--- STATED EXERCISE ---
Quote the lines below from the one containing "What does this" to the final line, both ends included; exclude the pictures.

— Start of RECORDS TO PROCESS —

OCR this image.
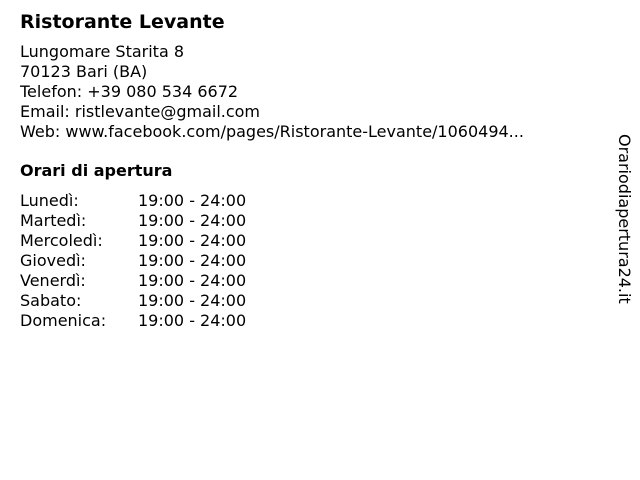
Ristorante Levante
Lungomare Starita 8
70123 Bari (BA)
Telefon: +39 080 534 6672
Email: ristlevante@gmail.com
Web: www.facebook.com/pages/Ristorante-Levante/1060494...
Orari di apertura
Lunedì:	19:00 - 24:00
Martedì:	19:00 - 24:00
Mercoledì:	19:00 - 24:00
Giovedì:	19:00 - 24:00
Venerdì:	19:00 - 24:00
Sabato:	19:00 - 24:00
Domenica:	19:00 - 24:00
Orariodiapertura24.it
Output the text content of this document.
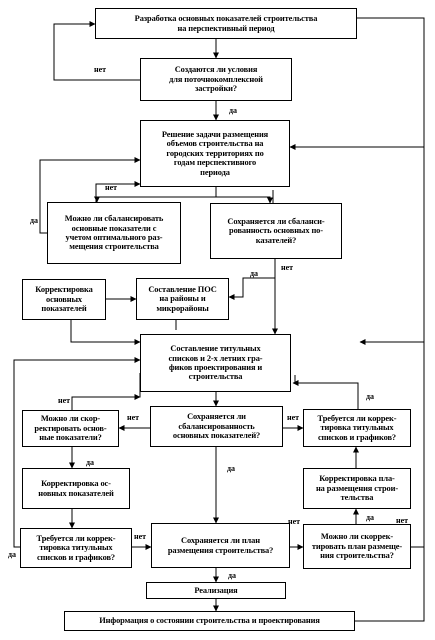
Разработка основных показателей строительства
на перспективный период
Создаются ли условия
для поточнокомплексной
застройки?
Решение задачи размещения
объемов строительства на
городских территориях по
годам перспективного
периода
Можно ли сбалансировать
основные показатели с
учетом оптимального раз-
мещения строительства
Сохраняется ли сбаланси-
рованность основных по-
казателей?
Корректировка
основных
показателей
Составление ПОС
на районы и
микрорайоны
Составление титульных
списков и 2-х летних гра-
фиков проектирования и
строительства
Можно ли скор-
ректировать основ-
ные показатели?
Сохраняется ли
сбалансированность
основных показателей?
Требуется ли коррек-
тировка титульных
списков и графиков?
Корректировка ос-
новных показателей
Корректировка пла-
на размещения строи-
тельства
Требуется ли коррек-
тировка титульных
списков и графиков?
Сохраняется ли план
размещения строительства?
Можно ли скоррек-
тировать план размеще-
ния строительства?
Реализация
Информация о состоянии строительства и проектирования
нет
да
нет
да
да
нет
нет
нет	нет
да
да
да
нет
да
нет	да	нет
да
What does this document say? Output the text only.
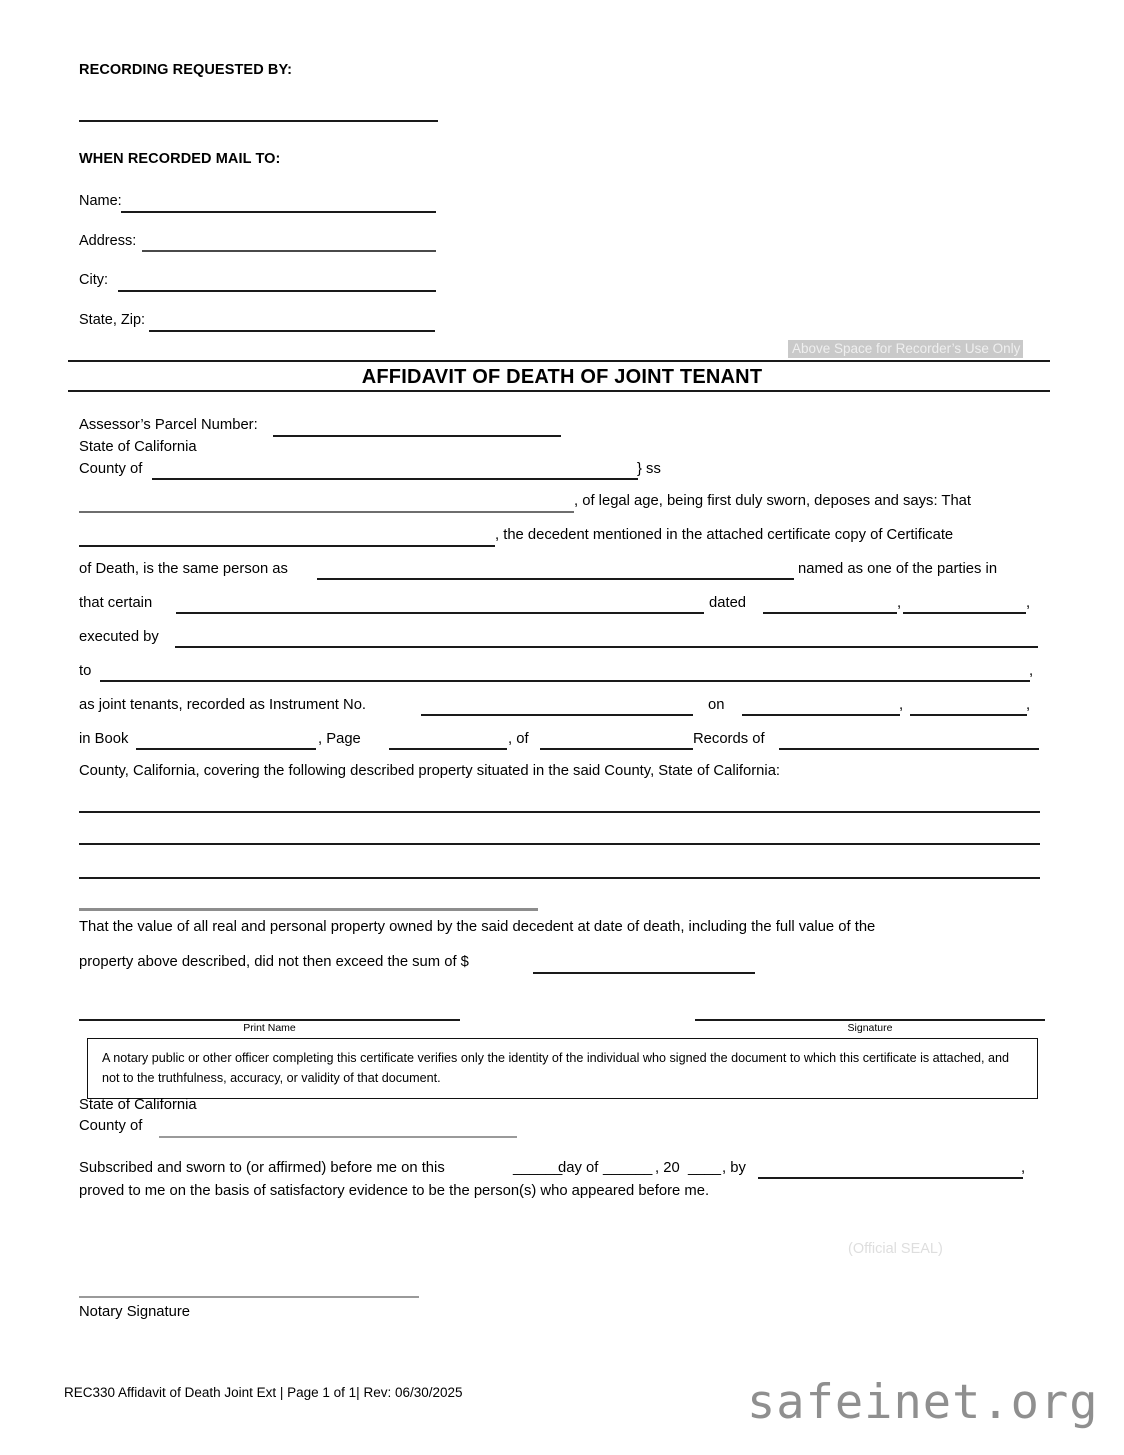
RECORDING REQUESTED BY:
WHEN RECORDED MAIL TO:
Name:
Address:
City:
State, Zip:
Above Space for Recorder’s Use Only
AFFIDAVIT OF DEATH OF JOINT TENANT
Assessor’s Parcel Number:
State of California
County of	} ss
, of legal age, being first duly sworn, deposes and says: That
, the decedent mentioned in the attached certificate copy of Certificate
of Death, is the same person as	named as one of the parties in
that certain	dated	,	,
executed by
to	,
as joint tenants, recorded as Instrument No.	on	,	,
in Book	, Page	, of	Records of
County, California, covering the following described property situated in the said County, State of California:
That the value of all real and personal property owned by the said decedent at date of death, including the full value of the
property above described, did not then exceed the sum of $
Print Name	Signature

A notary public or other officer completing this certificate verifies only the identity of the individual who signed the document to which this certificate is attached, and not to the truthfulness, accuracy, or validity of that document.

State of California
County of
Subscribed and sworn to (or affirmed) before me on this	______
day of ______ , 20 ____ , by	,
proved to me on the basis of satisfactory evidence to be the person(s) who appeared before me.
(Official SEAL)
Notary Signature
REC330 Affidavit of Death Joint Ext | Page 1 of 1| Rev: 06/30/2025	safeinet.org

— End of RECORDS TO PROCESS —

--- RESPONSE TO THE TASK ---
What does this document say? Output the text only.
RECORDING REQUESTED BY:
WHEN RECORDED MAIL TO:
Name:
Address:
City:
State, Zip:
Above Space for Recorder’s Use Only
AFFIDAVIT OF DEATH OF JOINT TENANT
Assessor’s Parcel Number:
State of California
County of	} ss
, of legal age, being first duly sworn, deposes and says: That
, the decedent mentioned in the attached certificate copy of Certificate
of Death, is the same person as	named as one of the parties in
that certain	dated	,	,
executed by
to	,
as joint tenants, recorded as Instrument No.	on	,	,
in Book	, Page	, of	Records of
County, California, covering the following described property situated in the said County, State of California:
That the value of all real and personal property owned by the said decedent at date of death, including the full value of the
property above described, did not then exceed the sum of $
Print Name	Signature

A notary public or other officer completing this certificate verifies only the identity of the individual who signed the document to which this certificate is attached, and not to the truthfulness, accuracy, or validity of that document.

State of California
County of
Subscribed and sworn to (or affirmed) before me on this	______
day of ______ , 20 ____ , by	,
proved to me on the basis of satisfactory evidence to be the person(s) who appeared before me.
(Official SEAL)
Notary Signature
REC330 Affidavit of Death Joint Ext | Page 1 of 1| Rev: 06/30/2025	safeinet.org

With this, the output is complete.